Written task
Print all the records exactly, please.

Dataset extract
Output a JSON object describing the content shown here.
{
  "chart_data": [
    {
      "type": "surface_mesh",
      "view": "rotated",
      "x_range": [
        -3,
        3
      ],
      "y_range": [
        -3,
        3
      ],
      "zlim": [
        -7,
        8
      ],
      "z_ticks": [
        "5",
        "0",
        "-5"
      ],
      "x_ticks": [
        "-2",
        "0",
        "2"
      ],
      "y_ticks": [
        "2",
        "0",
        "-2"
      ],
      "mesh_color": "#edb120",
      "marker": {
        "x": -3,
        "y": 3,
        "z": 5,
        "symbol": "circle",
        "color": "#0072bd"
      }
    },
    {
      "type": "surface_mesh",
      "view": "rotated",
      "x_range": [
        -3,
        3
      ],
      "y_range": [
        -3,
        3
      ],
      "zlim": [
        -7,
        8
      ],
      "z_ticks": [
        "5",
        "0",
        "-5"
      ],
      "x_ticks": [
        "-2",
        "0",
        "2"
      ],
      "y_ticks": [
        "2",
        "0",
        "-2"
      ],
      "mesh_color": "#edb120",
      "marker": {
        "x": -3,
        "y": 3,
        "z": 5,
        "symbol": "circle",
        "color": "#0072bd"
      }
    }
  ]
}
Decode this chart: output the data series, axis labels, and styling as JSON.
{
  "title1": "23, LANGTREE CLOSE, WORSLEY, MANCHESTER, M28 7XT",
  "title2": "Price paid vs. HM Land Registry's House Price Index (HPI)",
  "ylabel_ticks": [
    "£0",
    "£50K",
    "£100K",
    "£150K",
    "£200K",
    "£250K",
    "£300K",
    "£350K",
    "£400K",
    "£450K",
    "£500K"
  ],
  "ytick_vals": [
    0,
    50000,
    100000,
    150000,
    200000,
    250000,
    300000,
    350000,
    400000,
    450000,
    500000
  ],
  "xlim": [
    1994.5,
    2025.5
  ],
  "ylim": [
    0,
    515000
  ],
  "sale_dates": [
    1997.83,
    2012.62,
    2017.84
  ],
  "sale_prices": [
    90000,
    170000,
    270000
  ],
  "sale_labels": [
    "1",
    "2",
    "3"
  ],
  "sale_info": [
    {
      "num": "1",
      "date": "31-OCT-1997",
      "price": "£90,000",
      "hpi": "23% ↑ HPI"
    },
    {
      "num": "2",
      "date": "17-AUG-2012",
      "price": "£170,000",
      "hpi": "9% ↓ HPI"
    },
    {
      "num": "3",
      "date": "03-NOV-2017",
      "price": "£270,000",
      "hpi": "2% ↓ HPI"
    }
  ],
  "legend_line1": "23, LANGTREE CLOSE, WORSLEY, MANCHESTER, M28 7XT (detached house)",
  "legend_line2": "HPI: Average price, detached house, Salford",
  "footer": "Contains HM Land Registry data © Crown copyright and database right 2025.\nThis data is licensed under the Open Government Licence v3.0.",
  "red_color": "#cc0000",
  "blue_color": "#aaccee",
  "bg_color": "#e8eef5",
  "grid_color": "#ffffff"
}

Solution for this exercise
Output a JSON object describing the content shown here.
{
  "chart_data": [
    {
      "type": "surface_mesh",
      "view": "rotated",
      "x_range": [
        -3,
        3
      ],
      "y_range": [
        -3,
        3
      ],
      "zlim": [
        -7,
        8
      ],
      "z_ticks": [
        "5",
        "0",
        "-5"
      ],
      "x_ticks": [
        "-2",
        "0",
        "2"
      ],
      "y_ticks": [
        "2",
        "0",
        "-2"
      ],
      "mesh_color": "#edb120",
      "marker": {
        "x": -3,
        "y": 3,
        "z": 5,
        "symbol": "circle",
        "color": "#0072bd"
      }
    },
    {
      "type": "surface_mesh",
      "view": "rotated",
      "x_range": [
        -3,
        3
      ],
      "y_range": [
        -3,
        3
      ],
      "zlim": [
        -7,
        8
      ],
      "z_ticks": [
        "5",
        "0",
        "-5"
      ],
      "x_ticks": [
        "-2",
        "0",
        "2"
      ],
      "y_ticks": [
        "2",
        "0",
        "-2"
      ],
      "mesh_color": "#edb120",
      "marker": {
        "x": -3,
        "y": 3,
        "z": 5,
        "symbol": "circle",
        "color": "#0072bd"
      }
    }
  ]
}
Decode this chart: output the data series, axis labels, and styling as JSON.
{
  "title1": "23, LANGTREE CLOSE, WORSLEY, MANCHESTER, M28 7XT",
  "title2": "Price paid vs. HM Land Registry's House Price Index (HPI)",
  "ylabel_ticks": [
    "£0",
    "£50K",
    "£100K",
    "£150K",
    "£200K",
    "£250K",
    "£300K",
    "£350K",
    "£400K",
    "£450K",
    "£500K"
  ],
  "ytick_vals": [
    0,
    50000,
    100000,
    150000,
    200000,
    250000,
    300000,
    350000,
    400000,
    450000,
    500000
  ],
  "xlim": [
    1994.5,
    2025.5
  ],
  "ylim": [
    0,
    515000
  ],
  "sale_dates": [
    1997.83,
    2012.62,
    2017.84
  ],
  "sale_prices": [
    90000,
    170000,
    270000
  ],
  "sale_labels": [
    "1",
    "2",
    "3"
  ],
  "sale_info": [
    {
      "num": "1",
      "date": "31-OCT-1997",
      "price": "£90,000",
      "hpi": "23% ↑ HPI"
    },
    {
      "num": "2",
      "date": "17-AUG-2012",
      "price": "£170,000",
      "hpi": "9% ↓ HPI"
    },
    {
      "num": "3",
      "date": "03-NOV-2017",
      "price": "£270,000",
      "hpi": "2% ↓ HPI"
    }
  ],
  "legend_line1": "23, LANGTREE CLOSE, WORSLEY, MANCHESTER, M28 7XT (detached house)",
  "legend_line2": "HPI: Average price, detached house, Salford",
  "footer": "Contains HM Land Registry data © Crown copyright and database right 2025.\nThis data is licensed under the Open Government Licence v3.0.",
  "red_color": "#cc0000",
  "blue_color": "#aaccee",
  "bg_color": "#e8eef5",
  "grid_color": "#ffffff"
}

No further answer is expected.